My postal address is :

International Sturgeon Research Institute , P.O.Box 41635-3464 ,Rasht ,IRAN

Thank you in advance and I am looking forward to hearing from you .I am

sorry to put you in trouble.

Yours very sincerely ,

Shahram Abdolmalaki

Shahram,

Sorry, but I don’t use SPSS and so don’t know the procedure for performing the Kolmogorov-Smirnov test in SPSS. The following webpage shows how to perform this test in Excel:

Two Sample Kolmogorov-Smirnov Test

Charles

Hi Charles,

I have a problem here ..

I have two samples and I did the test. I found D-stat > D-crit, and I reject the null hypothesis. But when I look at p-value, I found a big value (72%) indicating to not reject the null hypothesis. When I use the KS2TEST function, I found the same results. How can I conclude my test? Reject or not reject ?

Thanks a lot

James,

If you send me an Excel file with your data and test results I will try to figure out what is happening. You can find my email address at Contact Us.

Charles

Thank you Charles,

I’ve learned a lot from your nice website and also from your kind help before. Thank you. I have a question though. Now I have a scatter plot (it seems plots are not allowed to put in this comment) of two continuous variables (x, y) for two separate groups (a and b). Group a, for instance, includes points x1(1,2), x2(2,3), x3(1.5,2), etc. Group b includes y1(2,5), y2(3,4), etc. Two groups have the same number of variables. I am wondering whether these two groups are significantly different from each other.

I looked up in the Internet and some say that a two-sample Kolmogorov–Smirnov test could be done. Is this OK? If not, what kind of measure is preferable?

Thank you!

Best,

Stacey

Stacey,

Yes, this test can be used. If you only want to test whether the means/medians of the two groups are significantly different then there are other choices (t test, Mann-Whitney). None of these tests require that the two groups have the same number of elements.

■ **Data provided**:
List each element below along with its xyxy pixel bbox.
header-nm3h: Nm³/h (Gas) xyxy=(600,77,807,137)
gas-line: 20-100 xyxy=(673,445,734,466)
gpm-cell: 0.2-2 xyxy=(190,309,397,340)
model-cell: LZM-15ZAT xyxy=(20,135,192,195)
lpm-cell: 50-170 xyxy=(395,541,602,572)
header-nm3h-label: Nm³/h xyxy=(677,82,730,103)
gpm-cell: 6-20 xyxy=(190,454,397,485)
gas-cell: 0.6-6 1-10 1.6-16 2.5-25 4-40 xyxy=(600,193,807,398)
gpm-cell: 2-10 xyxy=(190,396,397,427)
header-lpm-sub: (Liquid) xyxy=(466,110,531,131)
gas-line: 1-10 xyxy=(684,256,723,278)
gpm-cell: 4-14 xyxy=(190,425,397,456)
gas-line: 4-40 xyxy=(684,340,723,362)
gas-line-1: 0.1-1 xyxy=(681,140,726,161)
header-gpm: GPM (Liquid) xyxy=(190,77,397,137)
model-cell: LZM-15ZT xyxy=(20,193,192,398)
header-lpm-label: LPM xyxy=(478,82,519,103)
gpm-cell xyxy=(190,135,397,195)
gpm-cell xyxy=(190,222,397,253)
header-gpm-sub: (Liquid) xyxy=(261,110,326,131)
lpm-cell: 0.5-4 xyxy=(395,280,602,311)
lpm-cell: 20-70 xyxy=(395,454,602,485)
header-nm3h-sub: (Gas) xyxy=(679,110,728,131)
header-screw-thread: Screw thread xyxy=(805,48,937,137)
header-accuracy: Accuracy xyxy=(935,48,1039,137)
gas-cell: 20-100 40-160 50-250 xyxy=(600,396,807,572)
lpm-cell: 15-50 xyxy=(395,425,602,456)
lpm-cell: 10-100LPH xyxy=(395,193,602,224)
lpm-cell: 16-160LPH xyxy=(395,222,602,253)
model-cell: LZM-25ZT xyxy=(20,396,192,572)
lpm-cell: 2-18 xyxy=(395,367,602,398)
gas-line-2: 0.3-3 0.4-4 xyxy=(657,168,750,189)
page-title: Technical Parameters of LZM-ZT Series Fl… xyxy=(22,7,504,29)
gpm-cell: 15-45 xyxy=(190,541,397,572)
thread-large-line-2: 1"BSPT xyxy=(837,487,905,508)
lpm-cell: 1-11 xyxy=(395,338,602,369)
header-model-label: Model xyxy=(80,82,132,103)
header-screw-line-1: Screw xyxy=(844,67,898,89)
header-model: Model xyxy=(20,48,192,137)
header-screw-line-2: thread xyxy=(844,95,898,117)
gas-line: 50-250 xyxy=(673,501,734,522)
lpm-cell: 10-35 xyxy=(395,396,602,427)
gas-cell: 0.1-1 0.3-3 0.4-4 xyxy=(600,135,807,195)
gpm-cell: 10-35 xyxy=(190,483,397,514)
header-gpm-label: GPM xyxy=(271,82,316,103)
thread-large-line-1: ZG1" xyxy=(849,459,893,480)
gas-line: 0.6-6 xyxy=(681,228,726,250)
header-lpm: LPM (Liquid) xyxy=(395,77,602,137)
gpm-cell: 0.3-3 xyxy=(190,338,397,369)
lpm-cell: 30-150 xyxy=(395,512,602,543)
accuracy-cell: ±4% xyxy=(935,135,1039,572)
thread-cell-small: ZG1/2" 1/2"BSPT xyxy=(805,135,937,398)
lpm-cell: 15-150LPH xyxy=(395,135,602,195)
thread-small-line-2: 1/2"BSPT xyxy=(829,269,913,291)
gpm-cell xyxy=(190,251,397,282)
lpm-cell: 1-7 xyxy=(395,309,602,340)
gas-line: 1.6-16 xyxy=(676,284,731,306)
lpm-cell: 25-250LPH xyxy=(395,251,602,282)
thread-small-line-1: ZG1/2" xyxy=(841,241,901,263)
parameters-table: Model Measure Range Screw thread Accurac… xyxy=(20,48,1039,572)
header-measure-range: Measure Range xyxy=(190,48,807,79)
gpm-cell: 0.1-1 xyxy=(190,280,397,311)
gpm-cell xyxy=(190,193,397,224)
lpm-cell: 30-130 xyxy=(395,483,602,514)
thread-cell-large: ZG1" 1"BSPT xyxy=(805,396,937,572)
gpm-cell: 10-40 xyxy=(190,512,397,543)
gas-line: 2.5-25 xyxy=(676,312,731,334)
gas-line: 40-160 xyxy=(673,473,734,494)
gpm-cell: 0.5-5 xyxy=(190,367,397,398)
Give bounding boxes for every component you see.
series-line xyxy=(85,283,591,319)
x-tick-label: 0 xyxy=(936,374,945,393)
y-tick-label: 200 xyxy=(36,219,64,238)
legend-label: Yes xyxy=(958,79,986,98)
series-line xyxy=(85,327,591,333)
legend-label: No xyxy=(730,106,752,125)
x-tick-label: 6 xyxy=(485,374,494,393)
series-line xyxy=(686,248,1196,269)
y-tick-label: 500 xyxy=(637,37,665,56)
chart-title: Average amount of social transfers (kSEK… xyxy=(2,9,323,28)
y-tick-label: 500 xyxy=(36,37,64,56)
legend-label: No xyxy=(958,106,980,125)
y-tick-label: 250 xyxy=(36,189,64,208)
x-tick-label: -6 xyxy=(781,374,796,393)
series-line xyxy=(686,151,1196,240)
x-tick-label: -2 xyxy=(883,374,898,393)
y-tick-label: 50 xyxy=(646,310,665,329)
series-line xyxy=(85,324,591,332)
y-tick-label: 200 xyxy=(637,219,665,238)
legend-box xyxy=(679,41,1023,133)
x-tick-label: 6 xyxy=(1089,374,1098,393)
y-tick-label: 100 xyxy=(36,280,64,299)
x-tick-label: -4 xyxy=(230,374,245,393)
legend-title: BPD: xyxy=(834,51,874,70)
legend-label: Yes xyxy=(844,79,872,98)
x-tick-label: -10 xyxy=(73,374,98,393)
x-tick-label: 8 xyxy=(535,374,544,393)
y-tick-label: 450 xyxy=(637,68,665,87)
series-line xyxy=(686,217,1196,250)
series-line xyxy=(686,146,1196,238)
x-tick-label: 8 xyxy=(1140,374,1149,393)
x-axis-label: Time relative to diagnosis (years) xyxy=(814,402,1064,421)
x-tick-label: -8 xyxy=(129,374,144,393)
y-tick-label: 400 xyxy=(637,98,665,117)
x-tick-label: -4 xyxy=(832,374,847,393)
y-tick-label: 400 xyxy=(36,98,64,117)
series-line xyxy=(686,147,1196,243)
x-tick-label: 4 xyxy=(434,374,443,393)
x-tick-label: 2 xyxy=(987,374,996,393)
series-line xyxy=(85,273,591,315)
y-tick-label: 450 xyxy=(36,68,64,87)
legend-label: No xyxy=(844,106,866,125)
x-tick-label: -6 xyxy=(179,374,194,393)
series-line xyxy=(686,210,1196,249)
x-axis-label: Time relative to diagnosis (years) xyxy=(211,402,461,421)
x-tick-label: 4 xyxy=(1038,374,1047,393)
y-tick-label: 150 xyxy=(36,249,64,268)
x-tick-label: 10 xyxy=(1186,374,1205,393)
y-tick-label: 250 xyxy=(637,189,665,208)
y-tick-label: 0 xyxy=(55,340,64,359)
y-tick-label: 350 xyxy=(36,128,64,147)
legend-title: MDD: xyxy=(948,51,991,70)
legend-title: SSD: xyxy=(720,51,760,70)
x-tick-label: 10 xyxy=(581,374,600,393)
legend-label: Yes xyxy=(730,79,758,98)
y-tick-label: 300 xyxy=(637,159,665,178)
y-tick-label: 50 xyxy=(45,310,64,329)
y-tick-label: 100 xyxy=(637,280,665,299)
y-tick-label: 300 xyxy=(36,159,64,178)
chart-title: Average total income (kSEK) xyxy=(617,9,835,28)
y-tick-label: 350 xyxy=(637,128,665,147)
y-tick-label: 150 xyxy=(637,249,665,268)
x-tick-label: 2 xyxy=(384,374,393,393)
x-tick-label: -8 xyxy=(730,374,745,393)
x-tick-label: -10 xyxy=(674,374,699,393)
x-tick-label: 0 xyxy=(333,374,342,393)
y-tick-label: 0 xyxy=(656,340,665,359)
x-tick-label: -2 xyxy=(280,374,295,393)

■ **Tasks**:
a) In the thread on the Kolmogorov-Smirnov test, what p-value did James get even though his D-stat exceeded D-crit?
b) Name every person mentioned in the thread on the Kolmogorov-Smirnov test.
c) Continue the forum thread on the Kolmogorov-Smirnov test after its last sentence.

■ **Results by task**:
a) 72%

b) Shahram Abdolmalaki, Charles, James, Stacey

c)
Charles

Thank you Charles.

Sorry I did not make my question clear. Each element in two groups has two variables. Part of them are displayed below:

Group a Group b

a1(1.48, 2.99) b1 (2.37, 12.8609)

a2(1.68, 4.98) b2 (1.48, 3.5667)

a3(2.27, 11.27) b3(1.76, 6.3466)

a4(1.71, 4.78) b4(1.98, 9.6587)

a5(1.97, 7.95) b5(1.27, 1.1167)

Thus now we have four sets of data (each group has two sets of variables). Two groups can be drawn as two scatter plots. So I want to know whether these two distributions are different or similar to each other. Because I saw that two-sample KS was used for two samples. I don’t know whether it will work for my current situation. Thank you.

Stacey,

I don’t know away of doing this. The only thing I can think of is to create a transformation f of (x,y) into z such that f(x,y) = f(u,v) if and only if x = u and y = v. In this case you can use the two-sample KS on the mapped values.

The specific transformation f probably depends on the nature of your data.

Charles

Charles,

I think I understood your meaning. I’ll find a proper transformation f for my data. Thank you very much. 🙂

Stacey

The first thing popping into my head is euclidean distances of these coordinates. I’ll try it.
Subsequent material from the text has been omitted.